INFORMATION SHOWN>
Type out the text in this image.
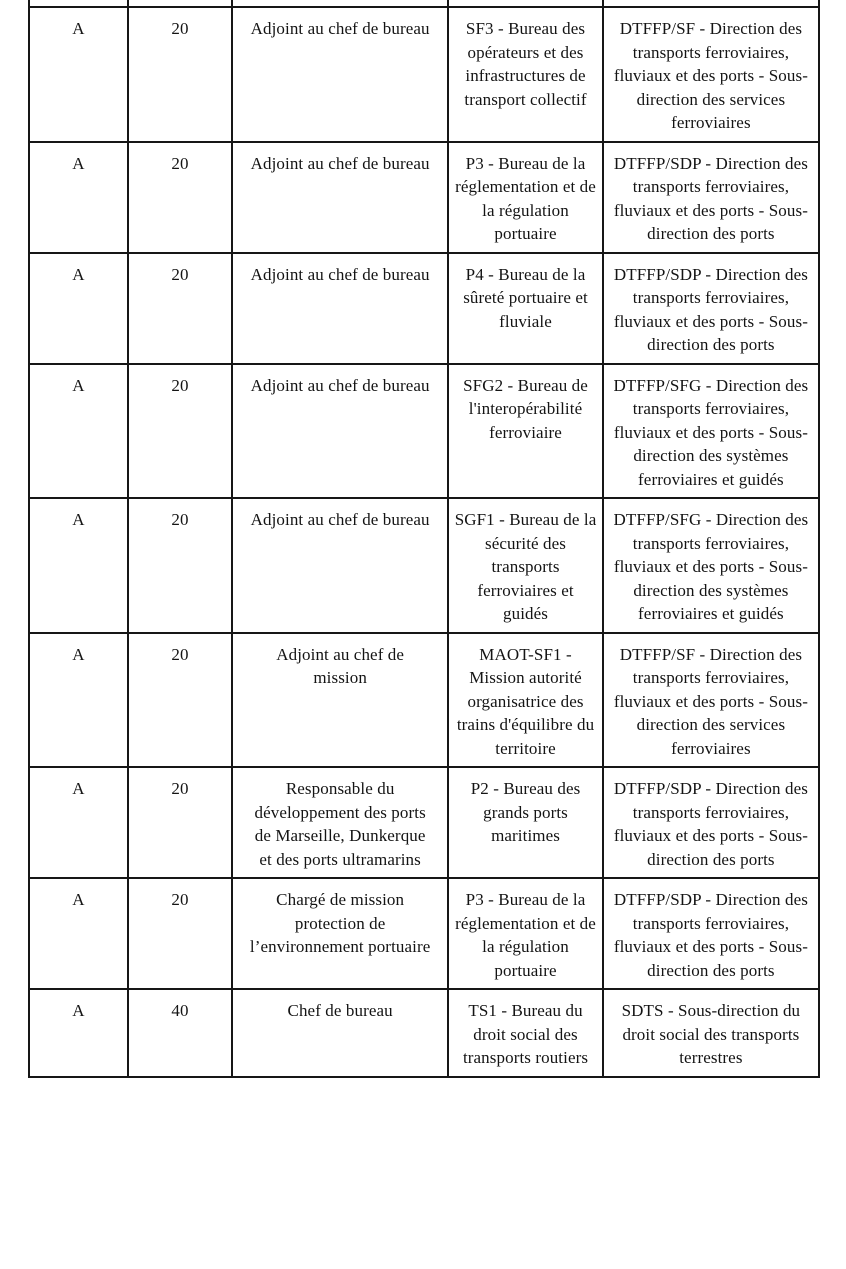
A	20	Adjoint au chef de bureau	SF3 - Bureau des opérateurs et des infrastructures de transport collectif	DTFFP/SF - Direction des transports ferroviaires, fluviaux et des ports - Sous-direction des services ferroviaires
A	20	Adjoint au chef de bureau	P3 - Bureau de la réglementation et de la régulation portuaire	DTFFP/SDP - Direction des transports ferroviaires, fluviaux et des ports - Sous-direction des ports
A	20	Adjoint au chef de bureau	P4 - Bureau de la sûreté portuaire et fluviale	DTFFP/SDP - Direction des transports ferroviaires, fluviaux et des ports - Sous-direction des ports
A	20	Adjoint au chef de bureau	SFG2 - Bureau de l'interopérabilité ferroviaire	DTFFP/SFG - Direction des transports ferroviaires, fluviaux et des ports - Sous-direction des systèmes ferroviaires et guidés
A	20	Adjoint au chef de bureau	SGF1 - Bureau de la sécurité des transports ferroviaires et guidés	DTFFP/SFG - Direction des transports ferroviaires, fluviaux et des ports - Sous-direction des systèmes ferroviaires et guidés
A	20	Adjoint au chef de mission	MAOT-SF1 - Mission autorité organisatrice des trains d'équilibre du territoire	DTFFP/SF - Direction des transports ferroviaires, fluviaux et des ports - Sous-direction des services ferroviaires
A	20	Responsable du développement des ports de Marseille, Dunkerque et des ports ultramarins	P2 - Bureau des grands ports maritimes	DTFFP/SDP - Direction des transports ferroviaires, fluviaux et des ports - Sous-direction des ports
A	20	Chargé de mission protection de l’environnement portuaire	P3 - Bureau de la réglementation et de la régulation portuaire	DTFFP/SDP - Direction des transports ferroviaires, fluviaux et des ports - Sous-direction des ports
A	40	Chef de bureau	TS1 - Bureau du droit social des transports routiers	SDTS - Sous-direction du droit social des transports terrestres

...

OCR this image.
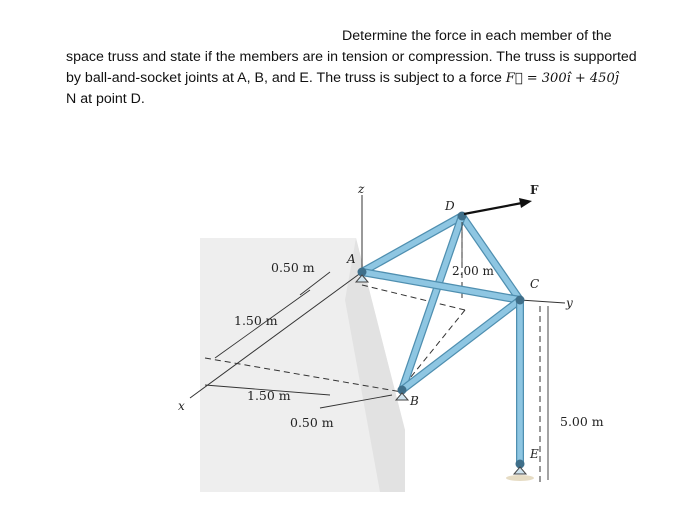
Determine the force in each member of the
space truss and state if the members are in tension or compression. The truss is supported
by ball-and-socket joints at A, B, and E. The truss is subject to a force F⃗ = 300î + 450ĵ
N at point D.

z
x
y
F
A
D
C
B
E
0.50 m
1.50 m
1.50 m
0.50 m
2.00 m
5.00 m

TASK DIRECTIONS> Go through the records and copy each line with "régulation" in it.

EXERCISE RESPONSE>
A	20	Adjoint au chef de bureau	P3 - Bureau de la réglementation et de la régulation portuaire	DTFFP/SDP - Direction des transports ferroviaires, fluviaux et des ports - Sous-direction des ports
A	20	Chargé de mission protection de l’environnement portuaire	P3 - Bureau de la réglementation et de la régulation portuaire	DTFFP/SDP - Direction des transports ferroviaires, fluviaux et des ports - Sous-direction des ports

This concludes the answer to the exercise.